学習済みプロセスサイクルの周知の条件とは、例えば、最適化されたプロセス条件及び機械条件(例えば、設計のプロセスサイクル30を忠実に再現する条件)を表すプロセスサイクルである。例えば、周知の最適化された(学習済み)プロセスサイクル及びこれに由来する学習済み鼓動36は、ベースライン鼓動32によって表現されたプロセスの元の設計値と比較されており、プロセス10の実際のオペレーションの動作中に最も起こる可能性の高い挙動を決定するために使用される。一例においては、学習済みプロセスサイクルは、周知の良好なサイクルであり得る。本明細書中で「良好なサイクル」とは、プロセスサイクルであって、該プロセスサイクルのプロセス・パラメータ70,72が、プロセス10及び/若しくは機械類12について決定された許容のパラメータ限界74を超えない範囲内にある、プロセスサイクルである。例えば、周知の良好なサイクルは、プロセス10の設計仕様の範囲内で実行される(例えば、パラメータ限界74がプロセス10の設計仕様によって決定されている場合において設計のプロセスサイクル30からの誤差が許容範囲内で実行される)学習済みプロセスサイクルであり得る。他の例においては、学習済みプロセスの周知の条件を特徴付けるプロセス・パラメータ70,72は、例えば、機械セットアップのパラメータ、設備における鍵となる特徴若しくは機械の他の作動上の特徴や作動温度などの環境的特徴、プロセスの成果(完成品のワークピースの特徴など)のパラメータを含む1つ又は複数のプロセス・パラメータ70,72であって、学習済み鼓動36を確定する周知の一式の条件を規定するために学習済みプロセスサイクルの実行中に測定されかつ記録されたプロセス・パラメータ70,72である。周知の一式の条件が、例えば、学習済みプロセスサイクルの実行中にプロセス・パラメータ70,72が学習済みパラメータ限界74を超えない範囲内で制御され周知の値又は周知の範囲内となるように、プロセス・パラメータ70,72についての学習済みパラメータ限界74を確定するために使用され得る。

■ 提供情報:
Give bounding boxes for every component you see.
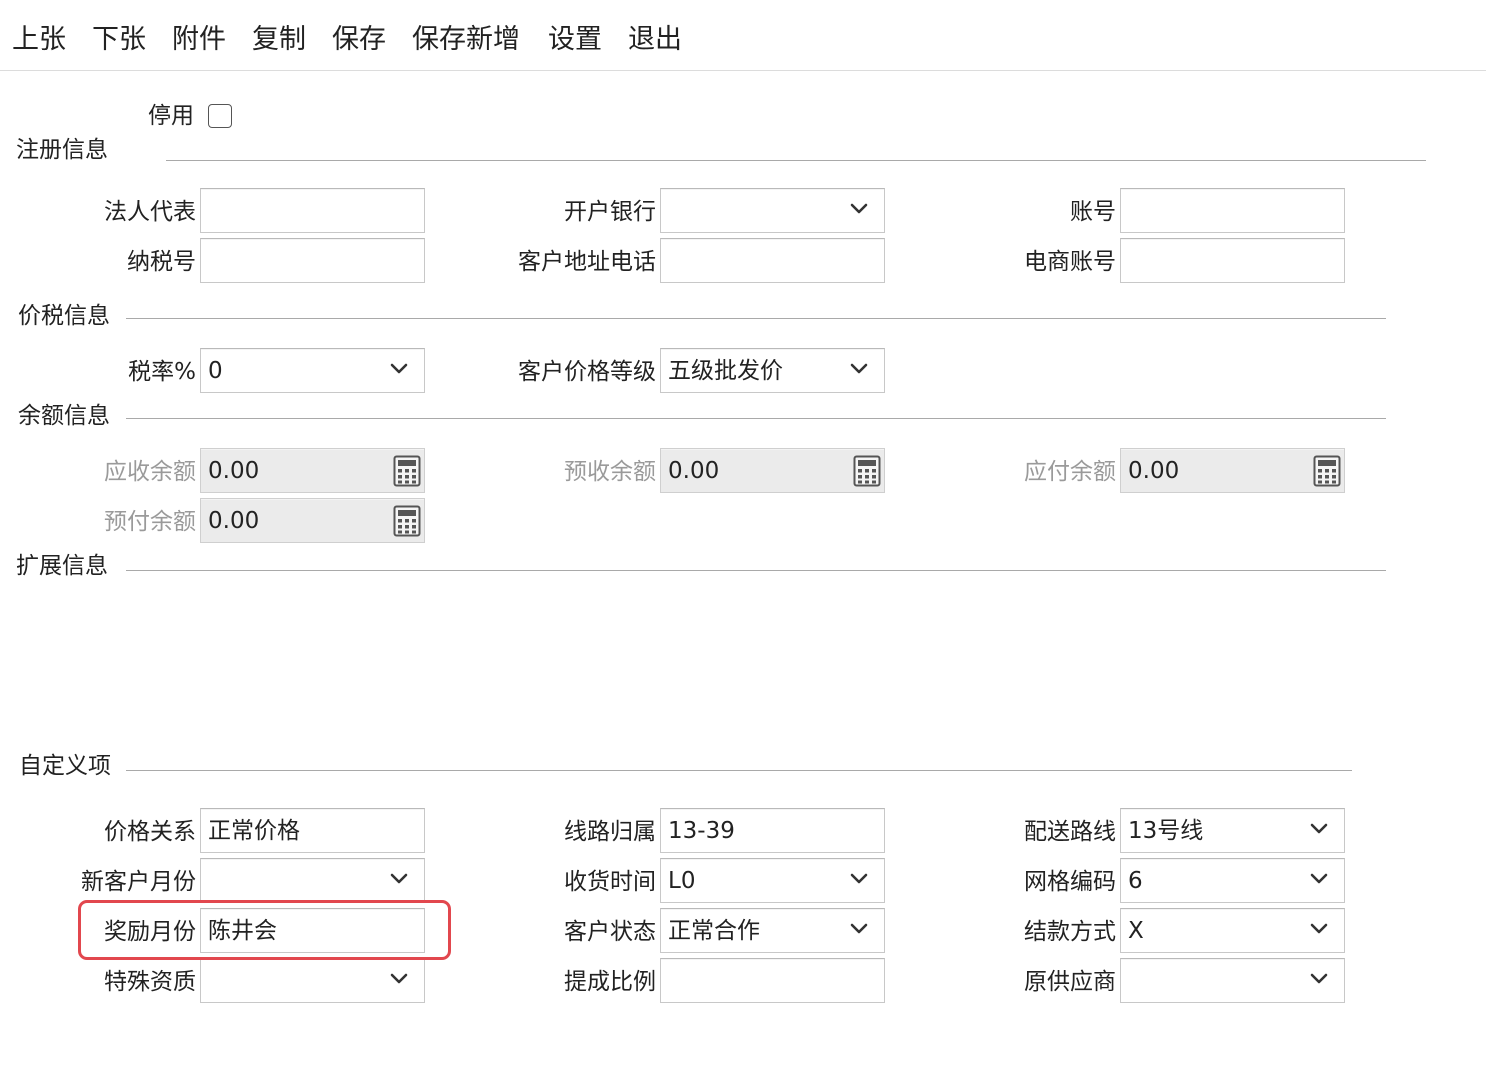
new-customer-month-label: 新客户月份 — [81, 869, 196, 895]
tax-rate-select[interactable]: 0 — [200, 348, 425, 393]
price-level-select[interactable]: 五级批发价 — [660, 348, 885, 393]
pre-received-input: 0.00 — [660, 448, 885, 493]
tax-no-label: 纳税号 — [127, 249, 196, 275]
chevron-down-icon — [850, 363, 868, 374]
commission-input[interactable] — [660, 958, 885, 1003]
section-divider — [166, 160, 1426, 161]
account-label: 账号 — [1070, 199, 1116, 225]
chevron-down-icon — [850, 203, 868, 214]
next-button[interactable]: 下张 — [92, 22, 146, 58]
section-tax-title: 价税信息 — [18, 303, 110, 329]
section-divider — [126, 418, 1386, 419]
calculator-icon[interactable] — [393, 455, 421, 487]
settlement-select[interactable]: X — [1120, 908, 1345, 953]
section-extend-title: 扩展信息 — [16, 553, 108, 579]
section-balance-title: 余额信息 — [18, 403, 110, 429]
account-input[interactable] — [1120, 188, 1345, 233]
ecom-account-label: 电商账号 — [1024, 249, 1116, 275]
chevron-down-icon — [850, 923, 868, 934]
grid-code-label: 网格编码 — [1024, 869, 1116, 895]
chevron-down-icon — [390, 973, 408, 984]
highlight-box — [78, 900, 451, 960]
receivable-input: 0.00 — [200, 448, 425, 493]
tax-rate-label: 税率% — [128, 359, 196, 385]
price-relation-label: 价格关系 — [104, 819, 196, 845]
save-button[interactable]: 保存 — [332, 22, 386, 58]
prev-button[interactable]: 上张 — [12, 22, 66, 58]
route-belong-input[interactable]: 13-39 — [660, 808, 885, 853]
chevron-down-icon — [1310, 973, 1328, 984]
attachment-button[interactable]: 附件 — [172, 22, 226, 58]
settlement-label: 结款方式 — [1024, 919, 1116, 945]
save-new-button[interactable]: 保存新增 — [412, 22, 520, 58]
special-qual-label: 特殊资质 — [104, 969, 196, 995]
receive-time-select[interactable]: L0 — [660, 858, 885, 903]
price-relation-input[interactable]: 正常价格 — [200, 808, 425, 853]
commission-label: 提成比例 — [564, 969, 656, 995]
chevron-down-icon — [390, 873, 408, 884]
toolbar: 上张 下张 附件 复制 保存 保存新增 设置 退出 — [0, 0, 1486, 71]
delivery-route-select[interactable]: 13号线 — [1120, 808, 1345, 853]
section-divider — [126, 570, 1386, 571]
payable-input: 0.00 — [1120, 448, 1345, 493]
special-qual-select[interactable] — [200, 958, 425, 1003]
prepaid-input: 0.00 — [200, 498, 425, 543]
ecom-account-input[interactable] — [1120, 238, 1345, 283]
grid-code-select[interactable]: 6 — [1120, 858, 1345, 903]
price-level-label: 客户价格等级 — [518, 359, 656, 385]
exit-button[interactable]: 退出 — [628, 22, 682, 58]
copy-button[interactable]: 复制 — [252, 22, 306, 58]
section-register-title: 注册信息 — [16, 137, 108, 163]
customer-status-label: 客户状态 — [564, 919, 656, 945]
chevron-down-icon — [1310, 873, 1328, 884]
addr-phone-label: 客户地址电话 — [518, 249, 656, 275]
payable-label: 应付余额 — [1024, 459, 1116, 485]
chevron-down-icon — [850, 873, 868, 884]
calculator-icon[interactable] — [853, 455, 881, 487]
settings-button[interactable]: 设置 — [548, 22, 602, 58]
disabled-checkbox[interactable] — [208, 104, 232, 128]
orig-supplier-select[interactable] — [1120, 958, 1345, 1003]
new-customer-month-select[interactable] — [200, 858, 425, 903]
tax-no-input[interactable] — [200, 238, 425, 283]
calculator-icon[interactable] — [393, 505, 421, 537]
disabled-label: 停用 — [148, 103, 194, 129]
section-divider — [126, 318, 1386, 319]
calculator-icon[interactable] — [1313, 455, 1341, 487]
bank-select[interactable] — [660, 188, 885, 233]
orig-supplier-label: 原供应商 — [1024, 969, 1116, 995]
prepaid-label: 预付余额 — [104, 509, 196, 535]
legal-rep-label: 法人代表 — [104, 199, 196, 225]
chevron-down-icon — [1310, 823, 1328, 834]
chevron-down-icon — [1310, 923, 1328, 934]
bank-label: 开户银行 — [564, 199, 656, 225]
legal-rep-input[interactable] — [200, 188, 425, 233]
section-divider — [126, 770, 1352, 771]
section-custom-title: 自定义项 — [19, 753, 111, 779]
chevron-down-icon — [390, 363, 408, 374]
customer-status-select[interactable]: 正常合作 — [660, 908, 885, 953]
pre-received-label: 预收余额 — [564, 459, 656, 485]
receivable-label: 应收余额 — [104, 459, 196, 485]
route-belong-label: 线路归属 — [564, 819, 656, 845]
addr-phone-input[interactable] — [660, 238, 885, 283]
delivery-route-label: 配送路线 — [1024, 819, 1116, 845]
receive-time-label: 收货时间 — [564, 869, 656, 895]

■ 問題:
1. 学習済みプロセスサイクルの説明文のうち、「学習済みプロセスサイクルの周」から「確定するために使用され得る。」までを一字一句違えずに引用してください。
2. 学習済みプロセスサイクルの説明文を、最後の文の後から書き継げ。

■ 解答一覧:
1.
学習済みプロセスサイクルの周知の条件とは、例えば、最適化されたプロセス条件及び機械条件(例えば、設計のプロセスサイクル30を忠実に再現する条件)を表すプロセスサイクルである。例えば、周知の最適化された(学習済み)プロセスサイクル及びこれに由来する学習済み鼓動36は、ベースライン鼓動32によって表現されたプロセスの元の設計値と比較されており、プロセス10の実際のオペレーションの動作中に最も起こる可能性の高い挙動を決定するために使用される。一例においては、学習済みプロセスサイクルは、周知の良好なサイクルであり得る。本明細書中で「良好なサイクル」とは、プロセスサイクルであって、該プロセスサイクルのプロセス・パラメータ70,72が、プロセス10及び/若しくは機械類12について決定された許容のパラメータ限界74を超えない範囲内にある、プロセスサイクルである。例えば、周知の良好なサイクルは、プロセス10の設計仕様の範囲内で実行される(例えば、パラメータ限界74がプロセス10の設計仕様によって決定されている場合において設計のプロセスサイクル30からの誤差が許容範囲内で実行される)学習済みプロセスサイクルであり得る。他の例においては、学習済みプロセスの周知の条件を特徴付けるプロセス・パラメータ70,72は、例えば、機械セットアップのパラメータ、設備における鍵となる特徴若しくは機械の他の作動上の特徴や作動温度などの環境的特徴、プロセスの成果(完成品のワークピースの特徴など)のパラメータを含む1つ又は複数のプロセス・パラメータ70,72であって、学習済み鼓動36を確定する周知の一式の条件を規定するために学習済みプロセスサイクルの実行中に測定されかつ記録されたプロセス・パラメータ70,72である。周知の一式の条件が、例えば、学習済みプロセスサイクルの実行中にプロセス・パラメータ70,72が学習済みパラメータ限界74を超えない範囲内で制御され周知の値又は周知の範囲内となるように、プロセス・パラメータ70,72についての学習済みパラメータ限界74を確定するために使用され得る。

2.
ベースライン・プロセスサイクル30の後に学習済みプロセスサイクルが実行されるものと考慮され、先行のベースライン鼓動32に対して学習済み鼓動36がプロセス10の後続の鼓動となるように、学習済みプロセスサイクルは、プロセス10の設計からベースライン・プロセスサイクル30を決定した後、プロセス10によって実行され得る。先行の条件について生じた先行の鼓動と、後続の特定の条件について生じる後続の鼓動とを比較することにより(「後続の」及び「先行の」とは、各鼓動の源であるそれぞれの特定のプロセスサイクルが実行されるときの相対的な時刻を示す。)、プロセス10及び/若しくは機械類12の実行が監視され、評価され、且つ/或いは制御され得る。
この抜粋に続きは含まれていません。